**Task material:**
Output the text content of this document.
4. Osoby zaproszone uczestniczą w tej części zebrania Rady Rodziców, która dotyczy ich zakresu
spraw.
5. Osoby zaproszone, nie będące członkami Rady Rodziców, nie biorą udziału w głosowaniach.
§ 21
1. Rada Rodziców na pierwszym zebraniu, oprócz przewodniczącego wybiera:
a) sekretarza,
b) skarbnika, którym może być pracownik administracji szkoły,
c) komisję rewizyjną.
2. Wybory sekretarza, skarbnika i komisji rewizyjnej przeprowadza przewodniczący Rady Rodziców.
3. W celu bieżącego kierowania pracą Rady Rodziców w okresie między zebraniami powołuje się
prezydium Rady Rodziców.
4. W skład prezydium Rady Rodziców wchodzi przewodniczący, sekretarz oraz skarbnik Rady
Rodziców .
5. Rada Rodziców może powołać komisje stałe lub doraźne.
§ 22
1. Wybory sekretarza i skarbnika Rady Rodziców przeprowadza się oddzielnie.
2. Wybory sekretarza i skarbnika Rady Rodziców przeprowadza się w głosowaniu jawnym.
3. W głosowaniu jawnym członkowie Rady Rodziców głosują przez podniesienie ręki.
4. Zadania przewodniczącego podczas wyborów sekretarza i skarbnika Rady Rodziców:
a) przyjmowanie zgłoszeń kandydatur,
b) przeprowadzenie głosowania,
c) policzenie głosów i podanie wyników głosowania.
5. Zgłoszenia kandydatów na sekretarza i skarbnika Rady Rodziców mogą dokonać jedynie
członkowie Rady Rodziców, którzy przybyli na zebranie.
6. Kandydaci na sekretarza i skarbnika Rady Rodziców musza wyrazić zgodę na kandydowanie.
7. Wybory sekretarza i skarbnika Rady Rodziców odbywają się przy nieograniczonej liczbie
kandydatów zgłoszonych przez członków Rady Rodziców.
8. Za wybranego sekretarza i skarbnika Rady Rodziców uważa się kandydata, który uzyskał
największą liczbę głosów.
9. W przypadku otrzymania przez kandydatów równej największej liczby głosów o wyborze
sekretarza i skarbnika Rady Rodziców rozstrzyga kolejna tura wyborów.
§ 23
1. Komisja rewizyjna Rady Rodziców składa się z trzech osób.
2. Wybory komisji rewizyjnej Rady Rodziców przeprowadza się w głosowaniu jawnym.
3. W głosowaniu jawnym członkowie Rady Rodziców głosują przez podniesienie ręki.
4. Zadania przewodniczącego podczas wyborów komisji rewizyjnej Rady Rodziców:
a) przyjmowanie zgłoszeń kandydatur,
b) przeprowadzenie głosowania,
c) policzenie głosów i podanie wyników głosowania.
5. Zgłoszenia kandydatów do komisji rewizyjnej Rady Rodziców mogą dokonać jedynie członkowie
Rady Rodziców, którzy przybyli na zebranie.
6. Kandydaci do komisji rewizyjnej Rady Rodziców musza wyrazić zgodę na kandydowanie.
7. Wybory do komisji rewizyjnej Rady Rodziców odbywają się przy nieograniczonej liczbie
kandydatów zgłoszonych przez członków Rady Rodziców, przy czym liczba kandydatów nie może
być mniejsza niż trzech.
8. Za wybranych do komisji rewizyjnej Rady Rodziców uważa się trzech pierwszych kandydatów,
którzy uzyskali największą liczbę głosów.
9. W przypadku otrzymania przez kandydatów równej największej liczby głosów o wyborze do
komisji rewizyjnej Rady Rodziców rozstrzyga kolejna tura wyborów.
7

**Requirements:** Give the data again, exactly as it stands.

**Exercise result:**
Output the text content of this document.
4. Osoby zaproszone uczestniczą w tej części zebrania Rady Rodziców, która dotyczy ich zakresu
spraw.
5. Osoby zaproszone, nie będące członkami Rady Rodziców, nie biorą udziału w głosowaniach.
§ 21
1. Rada Rodziców na pierwszym zebraniu, oprócz przewodniczącego wybiera:
a) sekretarza,
b) skarbnika, którym może być pracownik administracji szkoły,
c) komisję rewizyjną.
2. Wybory sekretarza, skarbnika i komisji rewizyjnej przeprowadza przewodniczący Rady Rodziców.
3. W celu bieżącego kierowania pracą Rady Rodziców w okresie między zebraniami powołuje się
prezydium Rady Rodziców.
4. W skład prezydium Rady Rodziców wchodzi przewodniczący, sekretarz oraz skarbnik Rady
Rodziców .
5. Rada Rodziców może powołać komisje stałe lub doraźne.
§ 22
1. Wybory sekretarza i skarbnika Rady Rodziców przeprowadza się oddzielnie.
2. Wybory sekretarza i skarbnika Rady Rodziców przeprowadza się w głosowaniu jawnym.
3. W głosowaniu jawnym członkowie Rady Rodziców głosują przez podniesienie ręki.
4. Zadania przewodniczącego podczas wyborów sekretarza i skarbnika Rady Rodziców:
a) przyjmowanie zgłoszeń kandydatur,
b) przeprowadzenie głosowania,
c) policzenie głosów i podanie wyników głosowania.
5. Zgłoszenia kandydatów na sekretarza i skarbnika Rady Rodziców mogą dokonać jedynie
członkowie Rady Rodziców, którzy przybyli na zebranie.
6. Kandydaci na sekretarza i skarbnika Rady Rodziców musza wyrazić zgodę na kandydowanie.
7. Wybory sekretarza i skarbnika Rady Rodziców odbywają się przy nieograniczonej liczbie
kandydatów zgłoszonych przez członków Rady Rodziców.
8. Za wybranego sekretarza i skarbnika Rady Rodziców uważa się kandydata, który uzyskał
największą liczbę głosów.
9. W przypadku otrzymania przez kandydatów równej największej liczby głosów o wyborze
sekretarza i skarbnika Rady Rodziców rozstrzyga kolejna tura wyborów.
§ 23
1. Komisja rewizyjna Rady Rodziców składa się z trzech osób.
2. Wybory komisji rewizyjnej Rady Rodziców przeprowadza się w głosowaniu jawnym.
3. W głosowaniu jawnym członkowie Rady Rodziców głosują przez podniesienie ręki.
4. Zadania przewodniczącego podczas wyborów komisji rewizyjnej Rady Rodziców:
a) przyjmowanie zgłoszeń kandydatur,
b) przeprowadzenie głosowania,
c) policzenie głosów i podanie wyników głosowania.
5. Zgłoszenia kandydatów do komisji rewizyjnej Rady Rodziców mogą dokonać jedynie członkowie
Rady Rodziców, którzy przybyli na zebranie.
6. Kandydaci do komisji rewizyjnej Rady Rodziców musza wyrazić zgodę na kandydowanie.
7. Wybory do komisji rewizyjnej Rady Rodziców odbywają się przy nieograniczonej liczbie
kandydatów zgłoszonych przez członków Rady Rodziców, przy czym liczba kandydatów nie może
być mniejsza niż trzech.
8. Za wybranych do komisji rewizyjnej Rady Rodziców uważa się trzech pierwszych kandydatów,
którzy uzyskali największą liczbę głosów.
9. W przypadku otrzymania przez kandydatów równej największej liczby głosów o wyborze do
komisji rewizyjnej Rady Rodziców rozstrzyga kolejna tura wyborów.
7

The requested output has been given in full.